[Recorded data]
::::

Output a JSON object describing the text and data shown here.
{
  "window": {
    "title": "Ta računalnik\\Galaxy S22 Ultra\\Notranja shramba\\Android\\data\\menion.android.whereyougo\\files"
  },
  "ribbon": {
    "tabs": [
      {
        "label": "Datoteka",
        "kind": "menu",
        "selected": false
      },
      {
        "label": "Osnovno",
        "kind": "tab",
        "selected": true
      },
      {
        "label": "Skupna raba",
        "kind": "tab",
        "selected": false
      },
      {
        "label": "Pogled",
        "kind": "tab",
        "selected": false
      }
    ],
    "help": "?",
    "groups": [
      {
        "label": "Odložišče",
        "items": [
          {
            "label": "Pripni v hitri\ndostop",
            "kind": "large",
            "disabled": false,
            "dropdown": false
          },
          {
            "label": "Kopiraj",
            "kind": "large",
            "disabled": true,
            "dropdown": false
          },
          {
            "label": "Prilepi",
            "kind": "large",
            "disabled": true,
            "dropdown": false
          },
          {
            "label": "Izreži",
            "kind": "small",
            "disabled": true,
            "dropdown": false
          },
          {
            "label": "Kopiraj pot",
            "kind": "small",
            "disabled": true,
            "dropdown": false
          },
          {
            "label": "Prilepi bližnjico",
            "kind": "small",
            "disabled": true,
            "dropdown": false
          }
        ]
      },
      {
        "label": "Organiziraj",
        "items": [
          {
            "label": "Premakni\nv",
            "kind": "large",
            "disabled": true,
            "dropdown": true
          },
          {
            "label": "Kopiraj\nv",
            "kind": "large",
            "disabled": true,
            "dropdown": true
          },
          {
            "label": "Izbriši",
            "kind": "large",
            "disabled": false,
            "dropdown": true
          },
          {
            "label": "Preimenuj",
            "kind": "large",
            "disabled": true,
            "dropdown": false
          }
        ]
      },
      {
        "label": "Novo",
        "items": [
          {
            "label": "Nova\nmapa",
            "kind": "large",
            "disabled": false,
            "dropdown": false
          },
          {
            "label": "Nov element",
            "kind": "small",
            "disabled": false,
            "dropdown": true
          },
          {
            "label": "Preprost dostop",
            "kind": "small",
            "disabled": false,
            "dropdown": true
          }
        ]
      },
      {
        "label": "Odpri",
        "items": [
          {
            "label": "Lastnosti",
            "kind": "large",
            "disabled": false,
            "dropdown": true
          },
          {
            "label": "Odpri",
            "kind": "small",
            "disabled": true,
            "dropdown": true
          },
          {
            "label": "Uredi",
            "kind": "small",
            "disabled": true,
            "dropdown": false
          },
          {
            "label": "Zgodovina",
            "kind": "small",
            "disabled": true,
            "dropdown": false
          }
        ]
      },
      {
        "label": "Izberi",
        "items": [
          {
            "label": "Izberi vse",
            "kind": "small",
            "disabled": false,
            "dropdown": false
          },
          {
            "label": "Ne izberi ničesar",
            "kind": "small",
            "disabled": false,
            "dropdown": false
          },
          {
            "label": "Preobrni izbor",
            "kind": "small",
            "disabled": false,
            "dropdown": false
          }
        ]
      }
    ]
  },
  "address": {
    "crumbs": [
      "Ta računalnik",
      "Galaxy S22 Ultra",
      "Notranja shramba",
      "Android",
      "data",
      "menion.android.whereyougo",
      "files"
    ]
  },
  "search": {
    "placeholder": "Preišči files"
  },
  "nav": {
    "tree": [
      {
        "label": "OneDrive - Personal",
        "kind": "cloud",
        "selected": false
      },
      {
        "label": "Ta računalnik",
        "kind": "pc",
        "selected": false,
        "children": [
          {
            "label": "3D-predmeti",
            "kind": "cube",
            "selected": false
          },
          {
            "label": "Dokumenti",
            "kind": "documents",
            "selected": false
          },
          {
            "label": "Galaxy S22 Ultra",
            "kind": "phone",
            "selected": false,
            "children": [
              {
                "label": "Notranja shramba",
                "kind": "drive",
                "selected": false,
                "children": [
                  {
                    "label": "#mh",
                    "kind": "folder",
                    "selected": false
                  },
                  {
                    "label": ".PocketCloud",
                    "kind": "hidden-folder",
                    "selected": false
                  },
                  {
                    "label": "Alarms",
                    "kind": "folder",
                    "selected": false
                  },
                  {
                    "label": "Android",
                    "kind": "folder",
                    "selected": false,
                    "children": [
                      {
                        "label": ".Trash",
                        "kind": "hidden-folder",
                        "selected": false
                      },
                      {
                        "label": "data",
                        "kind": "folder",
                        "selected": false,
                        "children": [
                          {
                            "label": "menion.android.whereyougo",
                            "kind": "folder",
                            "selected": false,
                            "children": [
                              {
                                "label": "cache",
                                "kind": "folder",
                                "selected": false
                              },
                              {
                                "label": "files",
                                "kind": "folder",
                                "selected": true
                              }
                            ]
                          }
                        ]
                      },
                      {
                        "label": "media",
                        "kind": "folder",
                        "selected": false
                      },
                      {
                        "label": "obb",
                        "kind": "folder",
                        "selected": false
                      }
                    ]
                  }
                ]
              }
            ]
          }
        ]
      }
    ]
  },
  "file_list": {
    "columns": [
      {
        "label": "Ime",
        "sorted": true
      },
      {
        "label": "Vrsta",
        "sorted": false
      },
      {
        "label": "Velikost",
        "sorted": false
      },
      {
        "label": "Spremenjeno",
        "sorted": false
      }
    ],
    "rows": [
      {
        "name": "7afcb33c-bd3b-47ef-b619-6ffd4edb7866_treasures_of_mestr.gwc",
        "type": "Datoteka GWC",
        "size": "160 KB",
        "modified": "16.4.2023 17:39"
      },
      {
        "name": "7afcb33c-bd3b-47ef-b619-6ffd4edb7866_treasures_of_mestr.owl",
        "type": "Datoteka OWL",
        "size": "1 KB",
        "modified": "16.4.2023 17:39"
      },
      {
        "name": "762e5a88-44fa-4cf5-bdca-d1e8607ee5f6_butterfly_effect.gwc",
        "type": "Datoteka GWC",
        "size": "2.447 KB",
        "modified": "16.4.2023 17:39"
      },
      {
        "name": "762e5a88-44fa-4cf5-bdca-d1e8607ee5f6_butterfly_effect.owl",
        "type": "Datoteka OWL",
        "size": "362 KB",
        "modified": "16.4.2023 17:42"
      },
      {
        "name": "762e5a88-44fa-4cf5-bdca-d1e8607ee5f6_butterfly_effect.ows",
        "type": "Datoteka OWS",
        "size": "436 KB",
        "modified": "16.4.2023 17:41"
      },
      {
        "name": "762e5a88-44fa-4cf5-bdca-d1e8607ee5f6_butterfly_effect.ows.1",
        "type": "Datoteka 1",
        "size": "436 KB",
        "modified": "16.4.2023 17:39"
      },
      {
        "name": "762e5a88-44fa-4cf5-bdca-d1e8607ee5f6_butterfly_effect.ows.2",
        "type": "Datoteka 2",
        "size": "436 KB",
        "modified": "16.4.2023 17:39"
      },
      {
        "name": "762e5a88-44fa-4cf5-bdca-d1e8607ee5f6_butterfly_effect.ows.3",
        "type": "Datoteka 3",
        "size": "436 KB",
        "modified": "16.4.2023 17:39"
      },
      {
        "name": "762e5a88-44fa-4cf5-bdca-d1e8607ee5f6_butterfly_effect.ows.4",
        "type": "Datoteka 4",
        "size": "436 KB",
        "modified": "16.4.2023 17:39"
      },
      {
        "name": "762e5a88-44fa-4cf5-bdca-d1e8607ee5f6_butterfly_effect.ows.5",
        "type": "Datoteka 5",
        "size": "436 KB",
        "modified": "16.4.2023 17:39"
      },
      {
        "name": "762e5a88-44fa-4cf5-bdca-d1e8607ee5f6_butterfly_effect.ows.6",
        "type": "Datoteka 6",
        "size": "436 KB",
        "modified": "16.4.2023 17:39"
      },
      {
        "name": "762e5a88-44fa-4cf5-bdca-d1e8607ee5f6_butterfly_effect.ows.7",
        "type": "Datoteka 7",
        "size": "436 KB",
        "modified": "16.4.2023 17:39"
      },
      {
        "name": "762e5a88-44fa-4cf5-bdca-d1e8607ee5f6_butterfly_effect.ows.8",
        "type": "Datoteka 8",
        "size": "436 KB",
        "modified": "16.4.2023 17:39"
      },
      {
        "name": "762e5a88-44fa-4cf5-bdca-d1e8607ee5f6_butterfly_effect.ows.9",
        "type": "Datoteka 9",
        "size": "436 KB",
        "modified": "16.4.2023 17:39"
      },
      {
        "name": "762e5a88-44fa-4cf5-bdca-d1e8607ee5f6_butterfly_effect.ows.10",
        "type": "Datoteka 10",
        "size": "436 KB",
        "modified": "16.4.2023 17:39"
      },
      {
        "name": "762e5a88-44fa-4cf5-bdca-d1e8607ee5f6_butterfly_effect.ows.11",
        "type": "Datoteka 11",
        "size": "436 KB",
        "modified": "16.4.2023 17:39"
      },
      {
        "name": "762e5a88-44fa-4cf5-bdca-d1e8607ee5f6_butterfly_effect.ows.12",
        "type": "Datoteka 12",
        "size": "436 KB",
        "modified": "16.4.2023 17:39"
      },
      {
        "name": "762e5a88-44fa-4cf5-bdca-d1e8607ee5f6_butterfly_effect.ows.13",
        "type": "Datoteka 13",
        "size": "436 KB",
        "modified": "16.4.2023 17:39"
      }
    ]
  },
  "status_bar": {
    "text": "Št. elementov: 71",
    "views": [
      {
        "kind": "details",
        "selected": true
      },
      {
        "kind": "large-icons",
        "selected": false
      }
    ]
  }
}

::::

◆ **What is asked**:
Select every line where the word "hidden" occurs.

◆ **Exercise output**:
                    "kind": "hidden-folder",
                        "kind": "hidden-folder",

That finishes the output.